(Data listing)
START

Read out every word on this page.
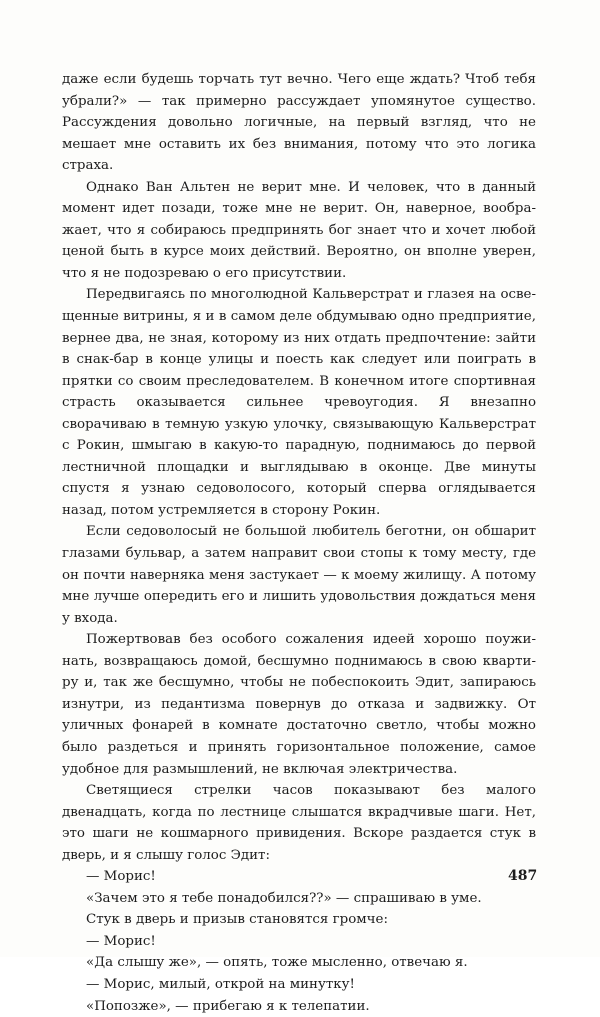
даже если будешь торчать тут вечно. Чего еще ждать? Чтоб тебя убрали?» — так примерно рассуждает упомянутое существо. Рассуждения довольно логичные, на первый взгляд, что не мешает мне оставить их без внимания, потому что это логика страха.

Однако Ван Альтен не верит мне. И человек, что в данный момент идет позади, тоже мне не верит. Он, наверное, воображает, что я собираюсь предпринять бог знает что и хочет любой ценой быть в курсе моих действий. Вероятно, он вполне уверен, что я не подозреваю о его присутствии.

Передвигаясь по многолюдной Кальверстрат и глазея на освещенные витрины, я и в самом деле обдумываю одно предприятие, вернее два, не зная, которому из них отдать предпочтение: зайти в снак-бар в конце улицы и поесть как следует или поиграть в прятки со своим преследователем. В конечном итоге спортивная страсть оказывается сильнее чревоугодия. Я внезапно сворачиваю в темную узкую улочку, связывающую Кальверстрат с Рокин, шмыгаю в какую-то парадную, поднимаюсь до первой лестничной площадки и выглядываю в оконце. Две минуты спустя я узнаю седоволосого, который сперва оглядывается назад, потом устремляется в сторону Рокин.

Если седоволосый не большой любитель беготни, он обшарит глазами бульвар, а затем направит свои стопы к тому месту, где он почти наверняка меня застукает — к моему жилищу. А потому мне лучше опередить его и лишить удовольствия дождаться меня у входа.

Пожертвовав без особого сожаления идеей хорошо поужинать, возвращаюсь домой, бесшумно поднимаюсь в свою квартиру и, так же бесшумно, чтобы не побеспокоить Эдит, запираюсь изнутри, из педантизма повернув до отказа и задвижку. От уличных фонарей в комнате достаточно светло, чтобы можно было раздеться и принять горизонтальное положение, самое удобное для размышлений, не включая электричества.

Светящиеся стрелки часов показывают без малого двенадцать, когда по лестнице слышатся вкрадчивые шаги. Нет, это шаги не кошмарного привидения. Вскоре раздается стук в дверь, и я слышу голос Эдит:

— Морис!

«Зачем это я тебе понадобился??» — спрашиваю в уме.

Стук в дверь и призыв становятся громче:

— Морис!

«Да слышу же», — опять, тоже мысленно, отвечаю я.

— Морис, милый, открой на минутку!

«Попозже», — прибегаю я к телепатии.

487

END

» **Problem statement**
Count the lines in the entries above that include the string "потому", then give only that figure.

» **Task output**
2